[Dataset entries]

* start *

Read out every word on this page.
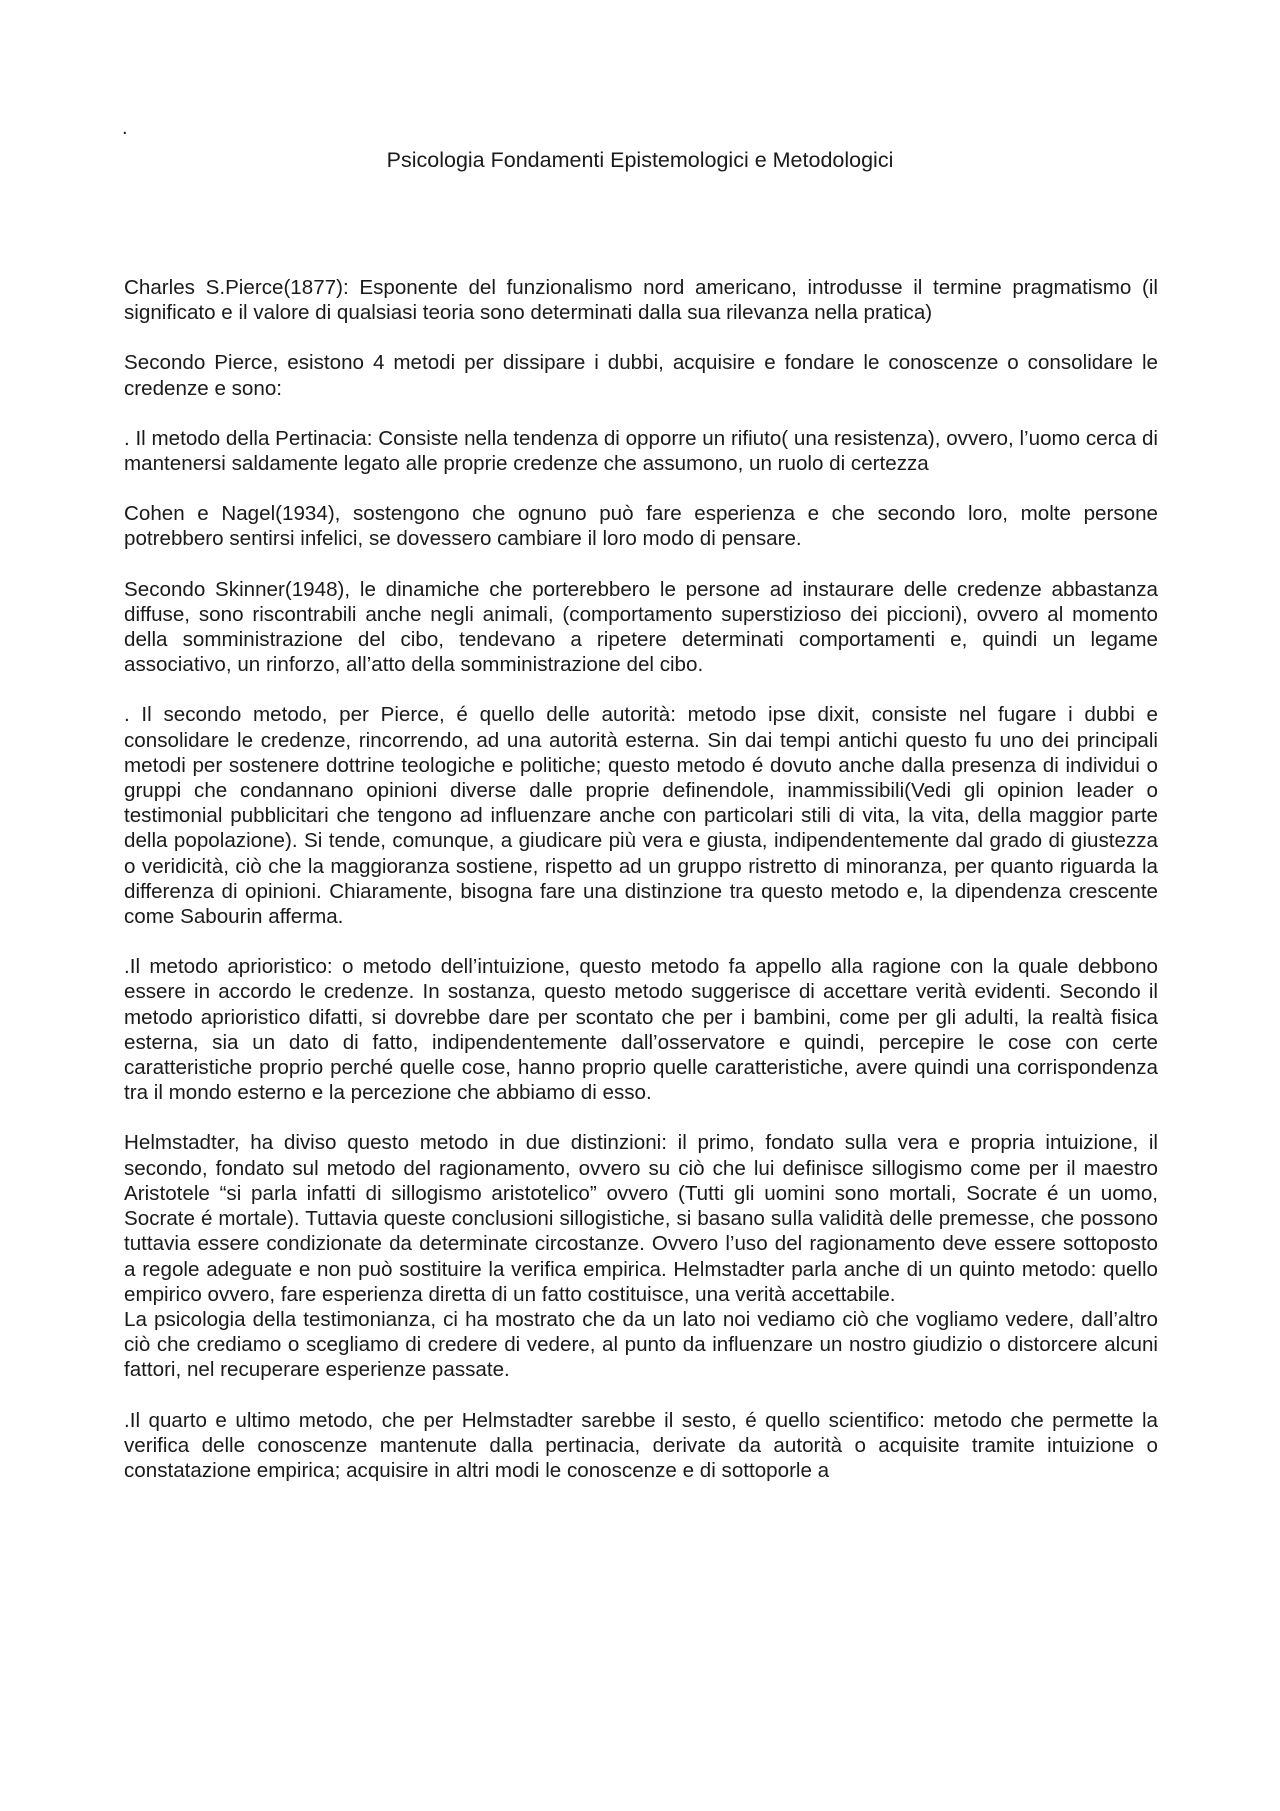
.
Psicologia Fondamenti Epistemologici e Metodologici

Charles S.Pierce(1877): Esponente del funzionalismo nord americano, introdusse il termine pragmatismo (il significato e il valore di qualsiasi teoria sono determinati dalla sua rilevanza nella pratica)

Secondo Pierce, esistono 4 metodi per dissipare i dubbi, acquisire e fondare le conoscenze o consolidare le credenze e sono:

. Il metodo della Pertinacia: Consiste nella tendenza di opporre un rifiuto( una resistenza), ovvero, l’uomo cerca di mantenersi saldamente legato alle proprie credenze che assumono, un ruolo di certezza

Cohen e Nagel(1934), sostengono che ognuno può fare esperienza e che secondo loro, molte persone potrebbero sentirsi infelici, se dovessero cambiare il loro modo di pensare.

Secondo Skinner(1948), le dinamiche che porterebbero le persone ad instaurare delle credenze abbastanza diffuse, sono riscontrabili anche negli animali, (comportamento superstizioso dei piccioni), ovvero al momento della somministrazione del cibo, tendevano a ripetere determinati comportamenti e, quindi un legame associativo, un rinforzo, all’atto della somministrazione del cibo.

. Il secondo metodo, per Pierce, é quello delle autorità: metodo ipse dixit, consiste nel fugare i dubbi e consolidare le credenze, rincorrendo, ad una autorità esterna. Sin dai tempi antichi questo fu uno dei principali metodi per sostenere dottrine teologiche e politiche; questo metodo é dovuto anche dalla presenza di individui o gruppi che condannano opinioni diverse dalle proprie definendole, inammissibili(Vedi gli opinion leader o testimonial pubblicitari che tengono ad influenzare anche con particolari stili di vita, la vita, della maggior parte della popolazione). Si tende, comunque, a giudicare più vera e giusta, indipendentemente dal grado di giustezza o veridicità, ciò che la maggioranza sostiene, rispetto ad un gruppo ristretto di minoranza, per quanto riguarda la differenza di opinioni. Chiaramente, bisogna fare una distinzione tra questo metodo e, la dipendenza crescente come Sabourin afferma.

.Il metodo aprioristico: o metodo dell’intuizione, questo metodo fa appello alla ragione con la quale debbono essere in accordo le credenze. In sostanza, questo metodo suggerisce di accettare verità evidenti. Secondo il metodo aprioristico difatti, si dovrebbe dare per scontato che per i bambini, come per gli adulti, la realtà fisica esterna, sia un dato di fatto, indipendentemente dall’osservatore e quindi, percepire le cose con certe caratteristiche proprio perché quelle cose, hanno proprio quelle caratteristiche, avere quindi una corrispondenza tra il mondo esterno e la percezione che abbiamo di esso.

Helmstadter, ha diviso questo metodo in due distinzioni: il primo, fondato sulla vera e propria intuizione, il secondo, fondato sul metodo del ragionamento, ovvero su ciò che lui definisce sillogismo come per il maestro Aristotele “si parla infatti di sillogismo aristotelico” ovvero (Tutti gli uomini sono mortali, Socrate é un uomo, Socrate é mortale). Tuttavia queste conclusioni sillogistiche, si basano sulla validità delle premesse, che possono tuttavia essere condizionate da determinate circostanze. Ovvero l’uso del ragionamento deve essere sottoposto a regole adeguate e non può sostituire la verifica empirica. Helmstadter parla anche di un quinto metodo: quello empirico ovvero, fare esperienza diretta di un fatto costituisce, una verità accettabile.

La psicologia della testimonianza, ci ha mostrato che da un lato noi vediamo ciò che vogliamo vedere, dall’altro ciò che crediamo o scegliamo di credere di vedere, al punto da influenzare un nostro giudizio o distorcere alcuni fattori, nel recuperare esperienze passate.

.Il quarto e ultimo metodo, che per Helmstadter sarebbe il sesto, é quello scientifico: metodo che permette la verifica delle conoscenze mantenute dalla pertinacia, derivate da autorità o acquisite tramite intuizione o constatazione empirica; acquisire in altri modi le conoscenze e di sottoporle a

* end *

**THE EXERCISE**
Copy all lines from the data that hold the word "esperienza".

**FULL OUTPUT**
Cohen e Nagel(1934), sostengono che ognuno può fare esperienza e che secondo loro, molte persone potrebbero sentirsi infelici, se dovessero cambiare il loro modo di pensare.
Helmstadter, ha diviso questo metodo in due distinzioni: il primo, fondato sulla vera e propria intuizione, il secondo, fondato sul metodo del ragionamento, ovvero su ciò che lui definisce sillogismo come per il maestro Aristotele “si parla infatti di sillogismo aristotelico” ovvero (Tutti gli uomini sono mortali, Socrate é un uomo, Socrate é mortale). Tuttavia queste conclusioni sillogistiche, si basano sulla validità delle premesse, che possono tuttavia essere condizionate da determinate circostanze. Ovvero l’uso del ragionamento deve essere sottoposto a regole adeguate e non può sostituire la verifica empirica. Helmstadter parla anche di un quinto metodo: quello empirico ovvero, fare esperienza diretta di un fatto costituisce, una verità accettabile.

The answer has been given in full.